GIVEN REQUEST
Gather the lines from the material that contain "strength".
┌─ SUPPLIED DATA
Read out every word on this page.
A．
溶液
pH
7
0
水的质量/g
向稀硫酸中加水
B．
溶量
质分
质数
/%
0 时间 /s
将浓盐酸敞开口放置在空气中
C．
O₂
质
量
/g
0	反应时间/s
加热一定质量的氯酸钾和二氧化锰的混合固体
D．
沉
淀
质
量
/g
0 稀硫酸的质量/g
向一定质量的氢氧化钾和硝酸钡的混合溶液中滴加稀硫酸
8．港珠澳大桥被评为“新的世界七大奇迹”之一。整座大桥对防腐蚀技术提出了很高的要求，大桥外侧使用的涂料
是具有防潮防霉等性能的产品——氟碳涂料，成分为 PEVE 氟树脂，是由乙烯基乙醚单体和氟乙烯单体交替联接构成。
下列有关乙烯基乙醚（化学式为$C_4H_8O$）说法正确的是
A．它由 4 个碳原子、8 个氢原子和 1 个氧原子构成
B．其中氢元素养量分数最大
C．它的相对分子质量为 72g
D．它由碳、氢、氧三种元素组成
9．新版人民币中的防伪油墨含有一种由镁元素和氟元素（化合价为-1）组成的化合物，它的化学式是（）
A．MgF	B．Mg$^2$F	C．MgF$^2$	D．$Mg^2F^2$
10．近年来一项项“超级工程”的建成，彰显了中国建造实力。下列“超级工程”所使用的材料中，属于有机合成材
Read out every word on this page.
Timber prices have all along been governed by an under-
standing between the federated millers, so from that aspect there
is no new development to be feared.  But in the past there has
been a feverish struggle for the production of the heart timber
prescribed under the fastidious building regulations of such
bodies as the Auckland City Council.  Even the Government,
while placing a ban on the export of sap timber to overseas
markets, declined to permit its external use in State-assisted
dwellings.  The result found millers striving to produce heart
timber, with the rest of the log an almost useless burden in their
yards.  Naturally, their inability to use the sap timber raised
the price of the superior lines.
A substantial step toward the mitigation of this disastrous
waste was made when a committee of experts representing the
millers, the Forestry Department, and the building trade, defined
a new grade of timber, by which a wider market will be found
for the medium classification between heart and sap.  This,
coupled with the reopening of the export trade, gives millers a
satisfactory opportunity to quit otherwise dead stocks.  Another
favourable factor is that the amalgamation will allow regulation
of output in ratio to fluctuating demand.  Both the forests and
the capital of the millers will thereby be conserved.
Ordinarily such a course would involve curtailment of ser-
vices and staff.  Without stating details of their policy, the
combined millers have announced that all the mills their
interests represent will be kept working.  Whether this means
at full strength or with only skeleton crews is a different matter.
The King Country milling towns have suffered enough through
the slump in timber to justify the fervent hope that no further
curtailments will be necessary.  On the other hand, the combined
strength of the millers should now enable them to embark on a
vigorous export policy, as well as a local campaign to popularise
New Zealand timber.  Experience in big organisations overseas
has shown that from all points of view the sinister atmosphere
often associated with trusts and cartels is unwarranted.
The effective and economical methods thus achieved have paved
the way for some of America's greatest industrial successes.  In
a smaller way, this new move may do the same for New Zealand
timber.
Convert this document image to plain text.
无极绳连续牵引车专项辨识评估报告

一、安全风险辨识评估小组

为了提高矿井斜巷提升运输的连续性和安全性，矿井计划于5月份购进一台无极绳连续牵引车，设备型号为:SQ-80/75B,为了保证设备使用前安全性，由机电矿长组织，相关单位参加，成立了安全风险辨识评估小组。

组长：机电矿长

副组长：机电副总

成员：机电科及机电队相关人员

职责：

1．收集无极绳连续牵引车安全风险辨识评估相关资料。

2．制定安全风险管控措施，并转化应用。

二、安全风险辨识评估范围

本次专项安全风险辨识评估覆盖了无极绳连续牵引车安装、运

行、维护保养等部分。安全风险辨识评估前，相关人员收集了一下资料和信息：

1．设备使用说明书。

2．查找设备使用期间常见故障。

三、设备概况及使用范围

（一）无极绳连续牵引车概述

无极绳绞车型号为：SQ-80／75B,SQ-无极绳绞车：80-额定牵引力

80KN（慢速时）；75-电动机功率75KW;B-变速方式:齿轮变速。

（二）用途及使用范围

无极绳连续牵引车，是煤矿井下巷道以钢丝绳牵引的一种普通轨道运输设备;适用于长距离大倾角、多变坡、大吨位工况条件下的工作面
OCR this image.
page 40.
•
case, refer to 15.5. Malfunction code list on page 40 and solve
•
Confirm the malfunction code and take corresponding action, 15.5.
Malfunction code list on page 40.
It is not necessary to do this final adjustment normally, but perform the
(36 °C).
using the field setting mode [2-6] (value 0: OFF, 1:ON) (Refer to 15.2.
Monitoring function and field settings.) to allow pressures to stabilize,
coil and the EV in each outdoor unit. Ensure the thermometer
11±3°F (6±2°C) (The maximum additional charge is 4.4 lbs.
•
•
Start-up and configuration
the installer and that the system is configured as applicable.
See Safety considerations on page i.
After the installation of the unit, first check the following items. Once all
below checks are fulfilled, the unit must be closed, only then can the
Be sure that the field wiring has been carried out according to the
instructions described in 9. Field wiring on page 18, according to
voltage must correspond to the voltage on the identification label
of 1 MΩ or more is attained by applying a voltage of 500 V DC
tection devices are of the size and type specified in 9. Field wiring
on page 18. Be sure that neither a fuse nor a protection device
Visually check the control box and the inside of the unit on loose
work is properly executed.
└─
ANSWER FOR THIS EXERCISE
at full strength or with only skeleton crews is a different matter.
strength of the millers should now enable them to embark on a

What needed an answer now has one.